* _What the task asks_: Copy out every line that contains the word "JSON".

Chart and figure data
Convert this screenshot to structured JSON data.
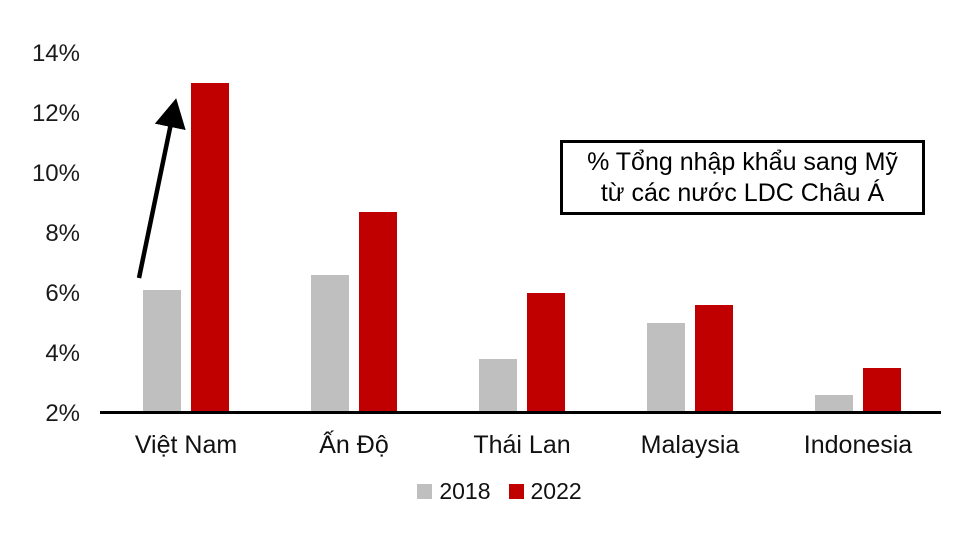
{
  "chart_data": {
    "type": "bar",
    "title": "",
    "categories": [
      "Việt Nam",
      "Ấn Độ",
      "Thái Lan",
      "Malaysia",
      "Indonesia"
    ],
    "series": [
      {
        "name": "2018",
        "color": "#BFBFBF",
        "values": [
          6.1,
          6.6,
          3.8,
          5.0,
          2.6
        ]
      },
      {
        "name": "2022",
        "color": "#C00000",
        "values": [
          13.0,
          8.7,
          6.0,
          5.6,
          3.5
        ]
      }
    ],
    "ylim": [
      2,
      14
    ],
    "yticks": [
      2,
      4,
      6,
      8,
      10,
      12,
      14
    ],
    "ytick_suffix": "%",
    "xlabel": "",
    "ylabel": "",
    "grid": false,
    "legend_position": "bottom",
    "annotation": {
      "line1": "% Tổng nhập khẩu sang Mỹ",
      "line2": "từ các nước LDC Châu Á"
    },
    "arrow": {
      "category": "Việt Nam",
      "from_series": "2018",
      "to_series": "2022",
      "direction": "up"
    }
  },
  "colors": {
    "bar_2018": "#BFBFBF",
    "bar_2022": "#C00000",
    "axis": "#000000",
    "text": "#1A1A1A",
    "background": "#FFFFFF"
  }
}
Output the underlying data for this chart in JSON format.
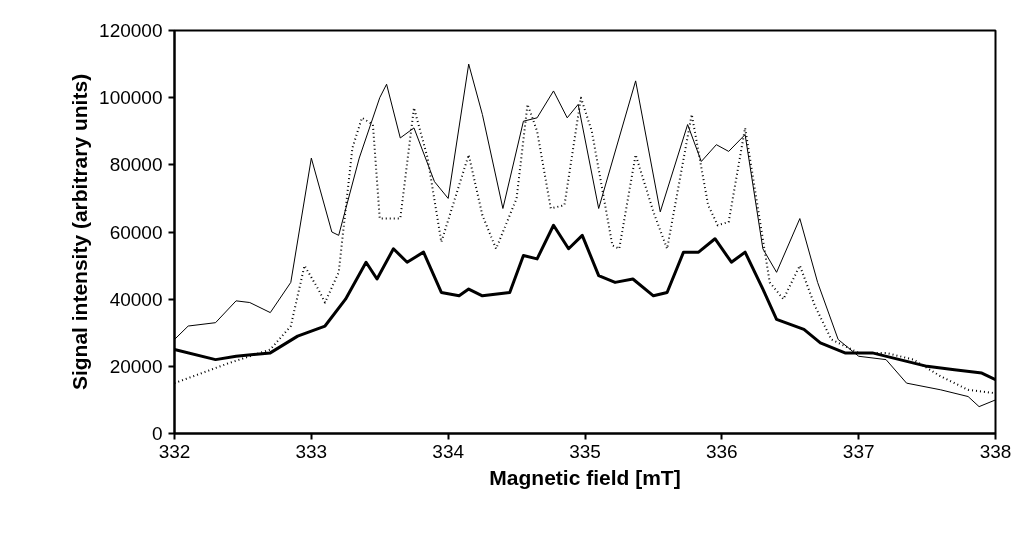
{
  "chart_data": {
    "type": "line",
    "xlabel": "Magnetic field [mT]",
    "ylabel": "Signal intensity (arbitrary units)",
    "xlim": [
      332,
      338
    ],
    "xticks": [
      332,
      333,
      334,
      335,
      336,
      337,
      338
    ],
    "ylim": [
      0,
      120000
    ],
    "yticks": [
      0,
      20000,
      40000,
      60000,
      80000,
      100000,
      120000
    ],
    "grid": false,
    "marker": "none",
    "series": [
      {
        "color": "#000000",
        "line_style": "solid",
        "x": [
          332.0,
          332.1,
          332.3,
          332.45,
          332.55,
          332.7,
          332.85,
          333.0,
          333.15,
          333.2,
          333.35,
          333.5,
          333.55,
          333.65,
          333.75,
          333.9,
          334.0,
          334.15,
          334.25,
          334.4,
          334.55,
          334.65,
          334.77,
          334.87,
          334.95,
          335.1,
          335.37,
          335.55,
          335.75,
          335.85,
          335.96,
          336.05,
          336.17,
          336.3,
          336.4,
          336.57,
          336.7,
          336.85,
          337.0,
          337.2,
          337.35,
          337.6,
          337.8,
          337.88,
          338.0
        ],
        "values": [
          28000,
          32000,
          33000,
          39500,
          39000,
          36000,
          45000,
          82000,
          60000,
          59000,
          82000,
          100000,
          104000,
          88000,
          91000,
          75000,
          70000,
          110000,
          95000,
          67000,
          93000,
          94000,
          102000,
          94000,
          98000,
          67000,
          105000,
          66000,
          92000,
          81000,
          86000,
          84000,
          89000,
          55000,
          48000,
          64000,
          45000,
          28000,
          23000,
          22000,
          15000,
          13000,
          11000,
          8000,
          10000
        ]
      },
      {
        "color": "#000000",
        "line_style": "dotted",
        "x": [
          332.0,
          332.4,
          332.7,
          332.85,
          332.95,
          333.05,
          333.1,
          333.2,
          333.3,
          333.37,
          333.45,
          333.5,
          333.65,
          333.75,
          333.85,
          333.95,
          334.05,
          334.15,
          334.25,
          334.35,
          334.5,
          334.58,
          334.65,
          334.75,
          334.85,
          334.97,
          335.05,
          335.2,
          335.25,
          335.37,
          335.5,
          335.6,
          335.78,
          335.9,
          335.97,
          336.05,
          336.17,
          336.35,
          336.45,
          336.57,
          336.68,
          336.8,
          337.0,
          337.2,
          337.4,
          337.6,
          337.8,
          338.0
        ],
        "values": [
          15000,
          21000,
          25000,
          32000,
          50000,
          43000,
          39000,
          48000,
          85000,
          94000,
          92000,
          64000,
          64000,
          97000,
          82000,
          57000,
          70000,
          83000,
          65000,
          55000,
          70000,
          98000,
          90000,
          67000,
          68000,
          100000,
          90000,
          56000,
          55000,
          83000,
          66000,
          55000,
          95000,
          68000,
          62000,
          63000,
          91000,
          45000,
          40000,
          50000,
          38000,
          28000,
          24000,
          24000,
          22000,
          17000,
          13000,
          12000
        ]
      },
      {
        "color": "#000000",
        "line_style": "solid",
        "x": [
          332.0,
          332.3,
          332.45,
          332.7,
          332.9,
          333.1,
          333.25,
          333.4,
          333.48,
          333.6,
          333.7,
          333.82,
          333.95,
          334.08,
          334.15,
          334.25,
          334.45,
          334.55,
          334.65,
          334.77,
          334.88,
          334.98,
          335.1,
          335.22,
          335.35,
          335.5,
          335.6,
          335.72,
          335.83,
          335.95,
          336.07,
          336.17,
          336.3,
          336.4,
          336.6,
          336.72,
          336.9,
          337.1,
          337.3,
          337.5,
          337.7,
          337.9,
          338.0
        ],
        "values": [
          25000,
          22000,
          23000,
          24000,
          29000,
          32000,
          40000,
          51000,
          46000,
          55000,
          51000,
          54000,
          42000,
          41000,
          43000,
          41000,
          42000,
          53000,
          52000,
          62000,
          55000,
          59000,
          47000,
          45000,
          46000,
          41000,
          42000,
          54000,
          54000,
          58000,
          51000,
          54000,
          43000,
          34000,
          31000,
          27000,
          24000,
          24000,
          22000,
          20000,
          19000,
          18000,
          16000
        ]
      }
    ]
  }
}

* _Reply to the task_:
Convert this screenshot to structured JSON data.
Output the underlying data for this chart in JSON format.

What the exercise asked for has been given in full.